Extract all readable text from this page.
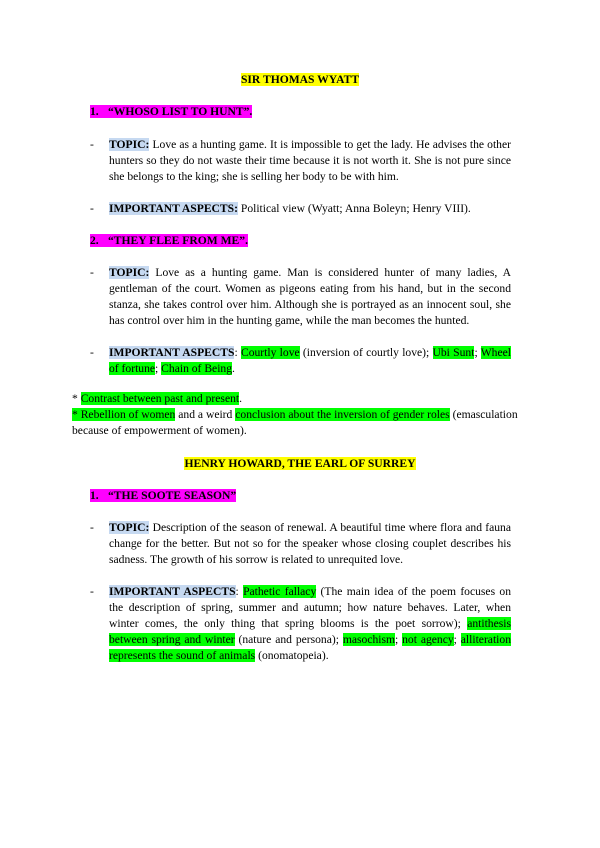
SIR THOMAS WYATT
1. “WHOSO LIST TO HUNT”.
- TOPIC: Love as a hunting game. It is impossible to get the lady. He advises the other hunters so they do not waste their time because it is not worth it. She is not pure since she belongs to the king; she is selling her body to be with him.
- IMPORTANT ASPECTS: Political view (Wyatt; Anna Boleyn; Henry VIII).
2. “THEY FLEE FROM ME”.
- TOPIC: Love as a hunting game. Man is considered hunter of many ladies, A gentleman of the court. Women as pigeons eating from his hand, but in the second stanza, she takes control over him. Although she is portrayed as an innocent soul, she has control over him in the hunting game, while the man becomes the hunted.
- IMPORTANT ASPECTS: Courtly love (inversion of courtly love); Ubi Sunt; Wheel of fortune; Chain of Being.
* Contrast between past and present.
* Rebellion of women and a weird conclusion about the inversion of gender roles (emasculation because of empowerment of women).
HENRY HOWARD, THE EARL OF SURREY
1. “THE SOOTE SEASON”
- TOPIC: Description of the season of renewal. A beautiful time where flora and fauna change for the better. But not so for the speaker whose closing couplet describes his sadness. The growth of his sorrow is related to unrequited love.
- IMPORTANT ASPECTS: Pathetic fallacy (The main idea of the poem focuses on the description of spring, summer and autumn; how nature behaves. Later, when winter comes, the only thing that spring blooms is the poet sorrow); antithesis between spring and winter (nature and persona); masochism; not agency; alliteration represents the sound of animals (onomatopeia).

********************

> _REQUIRED WORK_
In the entries above, identify every line with the word "inversion". Copy those lines.

> _WORKED SOLUTION_
- IMPORTANT ASPECTS: Courtly love (inversion of courtly love); Ubi Sunt; Wheel of fortune; Chain of Being.
* Rebellion of women and a weird conclusion about the inversion of gender roles (emasculation because of empowerment of women).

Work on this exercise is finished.